TASK BRIEF —
Return all lines from the listing below in which the string "this" occurs.

---

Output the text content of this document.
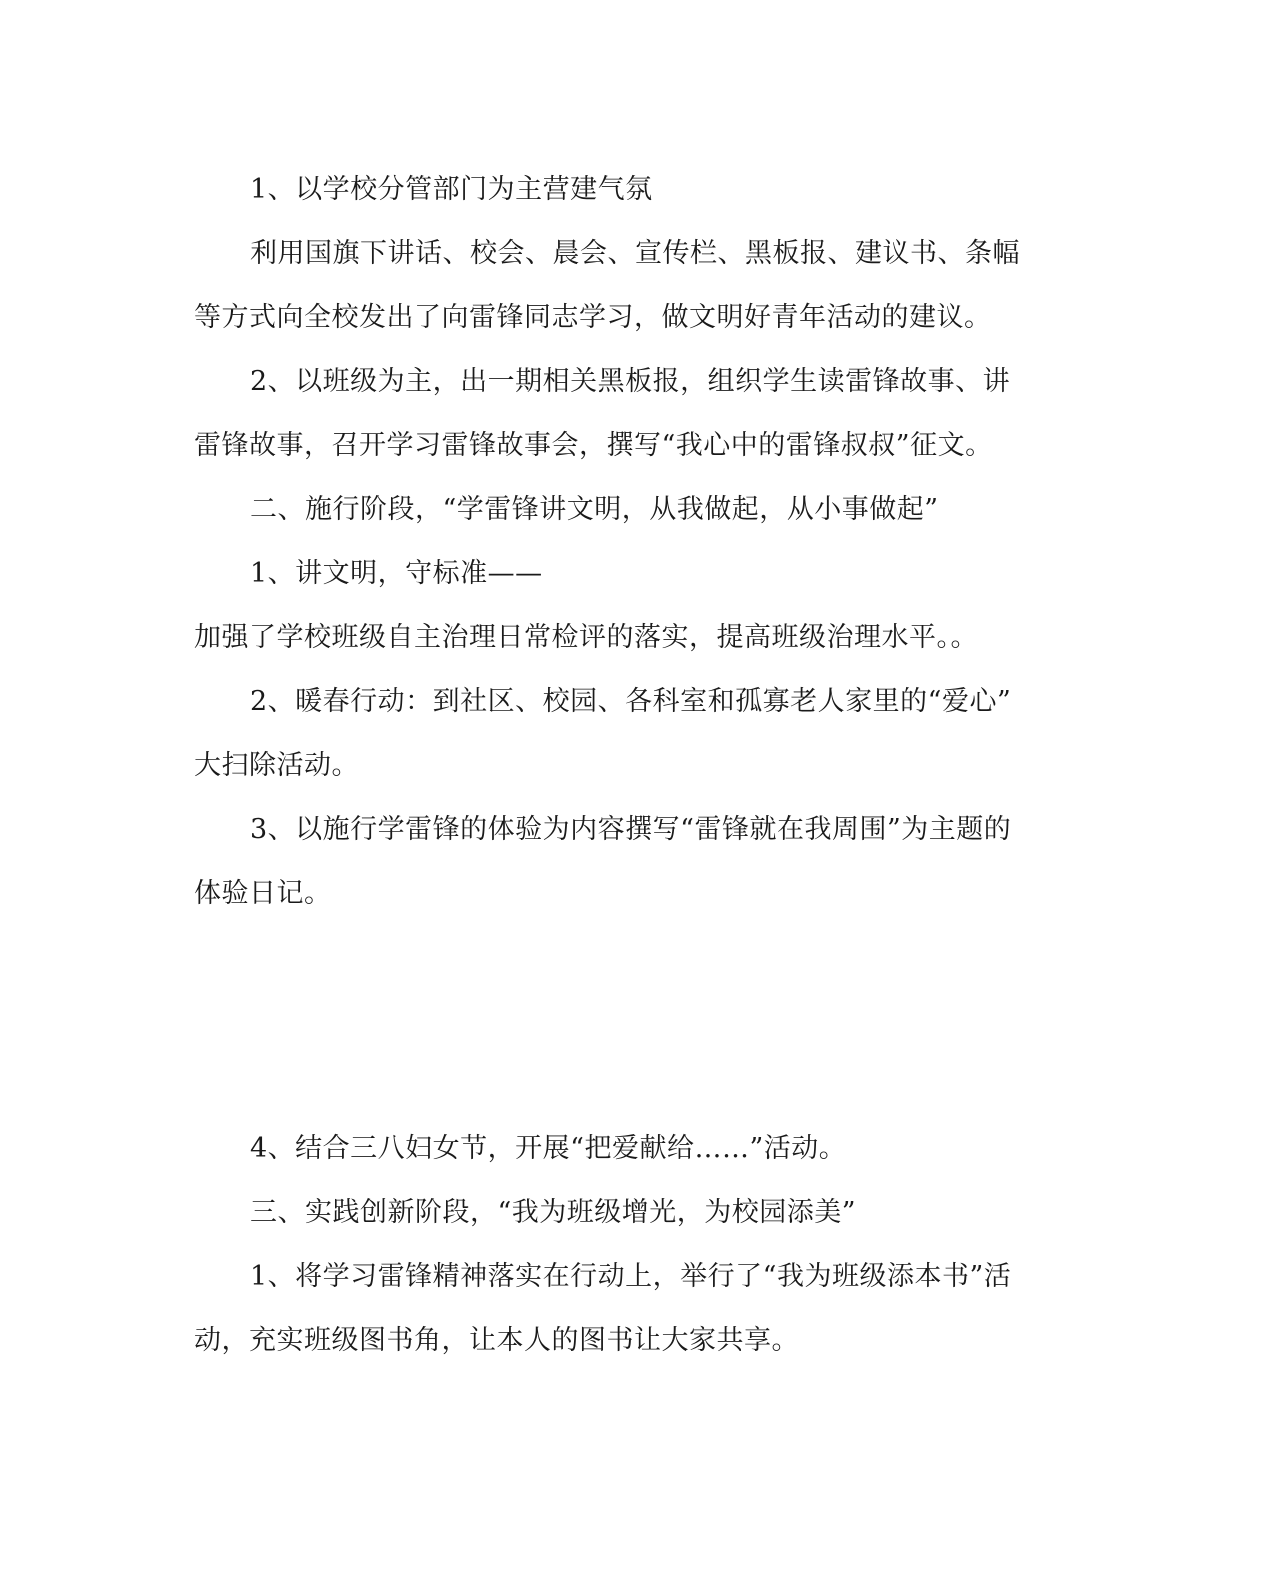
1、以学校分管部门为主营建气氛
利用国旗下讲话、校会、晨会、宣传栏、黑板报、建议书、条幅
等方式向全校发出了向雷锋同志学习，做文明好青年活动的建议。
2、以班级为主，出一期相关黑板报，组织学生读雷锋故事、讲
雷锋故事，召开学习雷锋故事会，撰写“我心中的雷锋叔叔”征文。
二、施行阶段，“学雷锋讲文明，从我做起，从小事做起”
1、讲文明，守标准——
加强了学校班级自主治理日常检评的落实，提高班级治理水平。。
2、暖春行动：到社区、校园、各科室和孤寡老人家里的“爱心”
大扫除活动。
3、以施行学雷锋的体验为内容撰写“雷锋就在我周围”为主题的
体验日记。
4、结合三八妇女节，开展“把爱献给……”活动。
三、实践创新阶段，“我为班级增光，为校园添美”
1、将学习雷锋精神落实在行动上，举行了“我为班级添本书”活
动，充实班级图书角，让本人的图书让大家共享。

---

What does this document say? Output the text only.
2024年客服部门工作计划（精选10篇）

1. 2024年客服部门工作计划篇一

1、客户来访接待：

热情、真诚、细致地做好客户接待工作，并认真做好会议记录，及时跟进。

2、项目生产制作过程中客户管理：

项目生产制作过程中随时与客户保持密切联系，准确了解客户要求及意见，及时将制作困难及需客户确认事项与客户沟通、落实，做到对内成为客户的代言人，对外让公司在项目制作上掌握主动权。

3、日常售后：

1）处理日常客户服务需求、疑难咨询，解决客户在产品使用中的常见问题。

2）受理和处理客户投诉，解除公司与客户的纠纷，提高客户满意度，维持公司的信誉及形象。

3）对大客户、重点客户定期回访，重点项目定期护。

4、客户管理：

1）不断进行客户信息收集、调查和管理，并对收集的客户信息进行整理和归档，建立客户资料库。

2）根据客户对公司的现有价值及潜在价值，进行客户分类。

---

REPLY TO THE EXERCISE —
Output the text content of this document.
What does this document say? Output the text only.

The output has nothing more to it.